▶ [Work to do]: Please print the full listing exactly.

Saved entries:
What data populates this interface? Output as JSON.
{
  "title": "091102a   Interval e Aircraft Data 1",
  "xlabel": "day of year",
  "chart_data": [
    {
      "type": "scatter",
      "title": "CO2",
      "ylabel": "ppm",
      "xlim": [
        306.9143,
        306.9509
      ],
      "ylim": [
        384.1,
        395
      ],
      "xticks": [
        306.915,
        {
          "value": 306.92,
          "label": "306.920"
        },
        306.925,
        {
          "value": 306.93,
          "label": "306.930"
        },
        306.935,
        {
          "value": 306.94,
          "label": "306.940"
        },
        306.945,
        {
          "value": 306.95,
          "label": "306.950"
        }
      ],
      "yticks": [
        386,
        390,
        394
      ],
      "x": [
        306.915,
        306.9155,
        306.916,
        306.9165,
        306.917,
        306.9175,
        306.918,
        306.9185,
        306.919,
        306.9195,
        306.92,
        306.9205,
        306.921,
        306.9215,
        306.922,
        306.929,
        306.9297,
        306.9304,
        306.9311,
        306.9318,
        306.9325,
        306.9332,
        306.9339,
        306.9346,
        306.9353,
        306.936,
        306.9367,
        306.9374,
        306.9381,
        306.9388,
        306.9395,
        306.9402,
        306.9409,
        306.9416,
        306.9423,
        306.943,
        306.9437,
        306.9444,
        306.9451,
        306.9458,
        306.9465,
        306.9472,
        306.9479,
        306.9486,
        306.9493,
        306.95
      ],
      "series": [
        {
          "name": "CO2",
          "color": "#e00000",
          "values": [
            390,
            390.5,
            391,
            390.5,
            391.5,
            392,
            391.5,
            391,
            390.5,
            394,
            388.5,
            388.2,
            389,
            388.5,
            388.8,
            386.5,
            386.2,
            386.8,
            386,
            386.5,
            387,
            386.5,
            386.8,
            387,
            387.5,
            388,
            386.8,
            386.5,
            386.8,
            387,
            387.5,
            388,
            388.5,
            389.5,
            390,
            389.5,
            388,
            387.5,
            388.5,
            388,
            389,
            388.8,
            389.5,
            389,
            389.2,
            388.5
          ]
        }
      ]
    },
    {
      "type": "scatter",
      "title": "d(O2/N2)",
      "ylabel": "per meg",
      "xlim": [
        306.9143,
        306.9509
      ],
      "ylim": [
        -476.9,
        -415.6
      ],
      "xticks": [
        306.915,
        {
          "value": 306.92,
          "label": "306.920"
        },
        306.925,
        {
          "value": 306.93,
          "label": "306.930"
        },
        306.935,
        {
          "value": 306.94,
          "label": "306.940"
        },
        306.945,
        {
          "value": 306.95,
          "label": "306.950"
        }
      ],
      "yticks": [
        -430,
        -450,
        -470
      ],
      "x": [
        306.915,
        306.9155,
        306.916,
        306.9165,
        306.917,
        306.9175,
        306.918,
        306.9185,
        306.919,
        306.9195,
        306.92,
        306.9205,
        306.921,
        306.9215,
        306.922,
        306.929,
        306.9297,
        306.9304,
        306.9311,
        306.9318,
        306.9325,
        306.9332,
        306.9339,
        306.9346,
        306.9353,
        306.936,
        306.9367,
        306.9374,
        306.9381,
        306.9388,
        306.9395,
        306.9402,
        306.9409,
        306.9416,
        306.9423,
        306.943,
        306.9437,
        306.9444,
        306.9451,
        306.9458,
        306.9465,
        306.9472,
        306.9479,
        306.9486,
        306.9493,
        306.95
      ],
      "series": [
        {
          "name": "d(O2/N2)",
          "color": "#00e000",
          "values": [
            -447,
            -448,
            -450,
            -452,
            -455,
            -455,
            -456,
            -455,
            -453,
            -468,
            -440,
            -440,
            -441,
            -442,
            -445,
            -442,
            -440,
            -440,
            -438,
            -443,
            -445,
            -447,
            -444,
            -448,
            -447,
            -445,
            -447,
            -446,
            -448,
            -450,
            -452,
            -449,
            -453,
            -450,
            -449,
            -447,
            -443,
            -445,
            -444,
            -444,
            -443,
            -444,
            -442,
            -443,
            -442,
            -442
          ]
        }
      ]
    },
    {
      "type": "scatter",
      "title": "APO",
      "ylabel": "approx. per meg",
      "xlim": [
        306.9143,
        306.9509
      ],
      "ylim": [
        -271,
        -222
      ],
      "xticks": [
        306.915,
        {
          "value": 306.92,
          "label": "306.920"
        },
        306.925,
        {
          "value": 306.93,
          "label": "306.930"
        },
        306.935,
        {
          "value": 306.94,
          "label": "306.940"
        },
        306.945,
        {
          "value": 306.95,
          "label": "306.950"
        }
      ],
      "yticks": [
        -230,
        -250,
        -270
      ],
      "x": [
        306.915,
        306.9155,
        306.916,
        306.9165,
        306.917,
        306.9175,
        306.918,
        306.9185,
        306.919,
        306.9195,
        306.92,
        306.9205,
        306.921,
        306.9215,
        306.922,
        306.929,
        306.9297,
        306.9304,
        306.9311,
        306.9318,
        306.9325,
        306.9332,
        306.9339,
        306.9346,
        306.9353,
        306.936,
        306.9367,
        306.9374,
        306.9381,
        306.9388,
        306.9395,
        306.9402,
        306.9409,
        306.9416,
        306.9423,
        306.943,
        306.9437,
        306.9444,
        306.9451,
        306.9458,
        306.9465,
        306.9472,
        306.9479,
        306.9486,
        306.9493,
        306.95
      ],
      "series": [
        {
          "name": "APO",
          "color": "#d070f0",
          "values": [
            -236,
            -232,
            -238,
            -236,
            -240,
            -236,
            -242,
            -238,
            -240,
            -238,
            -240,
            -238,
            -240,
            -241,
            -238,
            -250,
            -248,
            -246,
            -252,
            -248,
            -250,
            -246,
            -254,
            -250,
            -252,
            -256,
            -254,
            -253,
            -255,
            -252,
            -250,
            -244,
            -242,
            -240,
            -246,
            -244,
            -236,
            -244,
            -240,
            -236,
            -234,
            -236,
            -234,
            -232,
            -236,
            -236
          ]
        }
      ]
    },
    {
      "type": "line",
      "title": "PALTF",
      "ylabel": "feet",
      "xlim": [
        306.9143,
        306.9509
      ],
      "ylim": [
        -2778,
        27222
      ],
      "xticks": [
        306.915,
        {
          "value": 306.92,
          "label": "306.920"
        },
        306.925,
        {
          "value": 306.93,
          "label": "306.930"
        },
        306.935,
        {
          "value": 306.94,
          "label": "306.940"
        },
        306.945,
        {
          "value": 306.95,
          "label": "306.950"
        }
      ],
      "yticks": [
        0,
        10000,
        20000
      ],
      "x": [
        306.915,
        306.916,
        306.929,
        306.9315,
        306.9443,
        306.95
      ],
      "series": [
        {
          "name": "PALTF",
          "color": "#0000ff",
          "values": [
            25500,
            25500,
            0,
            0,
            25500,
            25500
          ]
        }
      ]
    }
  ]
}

▶ [The response]:
What data populates this interface? Output as JSON.
{
  "title": "091102a   Interval e Aircraft Data 1",
  "xlabel": "day of year",
  "chart_data": [
    {
      "type": "scatter",
      "title": "CO2",
      "ylabel": "ppm",
      "xlim": [
        306.9143,
        306.9509
      ],
      "ylim": [
        384.1,
        395
      ],
      "xticks": [
        306.915,
        {
          "value": 306.92,
          "label": "306.920"
        },
        306.925,
        {
          "value": 306.93,
          "label": "306.930"
        },
        306.935,
        {
          "value": 306.94,
          "label": "306.940"
        },
        306.945,
        {
          "value": 306.95,
          "label": "306.950"
        }
      ],
      "yticks": [
        386,
        390,
        394
      ],
      "x": [
        306.915,
        306.9155,
        306.916,
        306.9165,
        306.917,
        306.9175,
        306.918,
        306.9185,
        306.919,
        306.9195,
        306.92,
        306.9205,
        306.921,
        306.9215,
        306.922,
        306.929,
        306.9297,
        306.9304,
        306.9311,
        306.9318,
        306.9325,
        306.9332,
        306.9339,
        306.9346,
        306.9353,
        306.936,
        306.9367,
        306.9374,
        306.9381,
        306.9388,
        306.9395,
        306.9402,
        306.9409,
        306.9416,
        306.9423,
        306.943,
        306.9437,
        306.9444,
        306.9451,
        306.9458,
        306.9465,
        306.9472,
        306.9479,
        306.9486,
        306.9493,
        306.95
      ],
      "series": [
        {
          "name": "CO2",
          "color": "#e00000",
          "values": [
            390,
            390.5,
            391,
            390.5,
            391.5,
            392,
            391.5,
            391,
            390.5,
            394,
            388.5,
            388.2,
            389,
            388.5,
            388.8,
            386.5,
            386.2,
            386.8,
            386,
            386.5,
            387,
            386.5,
            386.8,
            387,
            387.5,
            388,
            386.8,
            386.5,
            386.8,
            387,
            387.5,
            388,
            388.5,
            389.5,
            390,
            389.5,
            388,
            387.5,
            388.5,
            388,
            389,
            388.8,
            389.5,
            389,
            389.2,
            388.5
          ]
        }
      ]
    },
    {
      "type": "scatter",
      "title": "d(O2/N2)",
      "ylabel": "per meg",
      "xlim": [
        306.9143,
        306.9509
      ],
      "ylim": [
        -476.9,
        -415.6
      ],
      "xticks": [
        306.915,
        {
          "value": 306.92,
          "label": "306.920"
        },
        306.925,
        {
          "value": 306.93,
          "label": "306.930"
        },
        306.935,
        {
          "value": 306.94,
          "label": "306.940"
        },
        306.945,
        {
          "value": 306.95,
          "label": "306.950"
        }
      ],
      "yticks": [
        -430,
        -450,
        -470
      ],
      "x": [
        306.915,
        306.9155,
        306.916,
        306.9165,
        306.917,
        306.9175,
        306.918,
        306.9185,
        306.919,
        306.9195,
        306.92,
        306.9205,
        306.921,
        306.9215,
        306.922,
        306.929,
        306.9297,
        306.9304,
        306.9311,
        306.9318,
        306.9325,
        306.9332,
        306.9339,
        306.9346,
        306.9353,
        306.936,
        306.9367,
        306.9374,
        306.9381,
        306.9388,
        306.9395,
        306.9402,
        306.9409,
        306.9416,
        306.9423,
        306.943,
        306.9437,
        306.9444,
        306.9451,
        306.9458,
        306.9465,
        306.9472,
        306.9479,
        306.9486,
        306.9493,
        306.95
      ],
      "series": [
        {
          "name": "d(O2/N2)",
          "color": "#00e000",
          "values": [
            -447,
            -448,
            -450,
            -452,
            -455,
            -455,
            -456,
            -455,
            -453,
            -468,
            -440,
            -440,
            -441,
            -442,
            -445,
            -442,
            -440,
            -440,
            -438,
            -443,
            -445,
            -447,
            -444,
            -448,
            -447,
            -445,
            -447,
            -446,
            -448,
            -450,
            -452,
            -449,
            -453,
            -450,
            -449,
            -447,
            -443,
            -445,
            -444,
            -444,
            -443,
            -444,
            -442,
            -443,
            -442,
            -442
          ]
        }
      ]
    },
    {
      "type": "scatter",
      "title": "APO",
      "ylabel": "approx. per meg",
      "xlim": [
        306.9143,
        306.9509
      ],
      "ylim": [
        -271,
        -222
      ],
      "xticks": [
        306.915,
        {
          "value": 306.92,
          "label": "306.920"
        },
        306.925,
        {
          "value": 306.93,
          "label": "306.930"
        },
        306.935,
        {
          "value": 306.94,
          "label": "306.940"
        },
        306.945,
        {
          "value": 306.95,
          "label": "306.950"
        }
      ],
      "yticks": [
        -230,
        -250,
        -270
      ],
      "x": [
        306.915,
        306.9155,
        306.916,
        306.9165,
        306.917,
        306.9175,
        306.918,
        306.9185,
        306.919,
        306.9195,
        306.92,
        306.9205,
        306.921,
        306.9215,
        306.922,
        306.929,
        306.9297,
        306.9304,
        306.9311,
        306.9318,
        306.9325,
        306.9332,
        306.9339,
        306.9346,
        306.9353,
        306.936,
        306.9367,
        306.9374,
        306.9381,
        306.9388,
        306.9395,
        306.9402,
        306.9409,
        306.9416,
        306.9423,
        306.943,
        306.9437,
        306.9444,
        306.9451,
        306.9458,
        306.9465,
        306.9472,
        306.9479,
        306.9486,
        306.9493,
        306.95
      ],
      "series": [
        {
          "name": "APO",
          "color": "#d070f0",
          "values": [
            -236,
            -232,
            -238,
            -236,
            -240,
            -236,
            -242,
            -238,
            -240,
            -238,
            -240,
            -238,
            -240,
            -241,
            -238,
            -250,
            -248,
            -246,
            -252,
            -248,
            -250,
            -246,
            -254,
            -250,
            -252,
            -256,
            -254,
            -253,
            -255,
            -252,
            -250,
            -244,
            -242,
            -240,
            -246,
            -244,
            -236,
            -244,
            -240,
            -236,
            -234,
            -236,
            -234,
            -232,
            -236,
            -236
          ]
        }
      ]
    },
    {
      "type": "line",
      "title": "PALTF",
      "ylabel": "feet",
      "xlim": [
        306.9143,
        306.9509
      ],
      "ylim": [
        -2778,
        27222
      ],
      "xticks": [
        306.915,
        {
          "value": 306.92,
          "label": "306.920"
        },
        306.925,
        {
          "value": 306.93,
          "label": "306.930"
        },
        306.935,
        {
          "value": 306.94,
          "label": "306.940"
        },
        306.945,
        {
          "value": 306.95,
          "label": "306.950"
        }
      ],
      "yticks": [
        0,
        10000,
        20000
      ],
      "x": [
        306.915,
        306.916,
        306.929,
        306.9315,
        306.9443,
        306.95
      ],
      "series": [
        {
          "name": "PALTF",
          "color": "#0000ff",
          "values": [
            25500,
            25500,
            0,
            0,
            25500,
            25500
          ]
        }
      ]
    }
  ]
}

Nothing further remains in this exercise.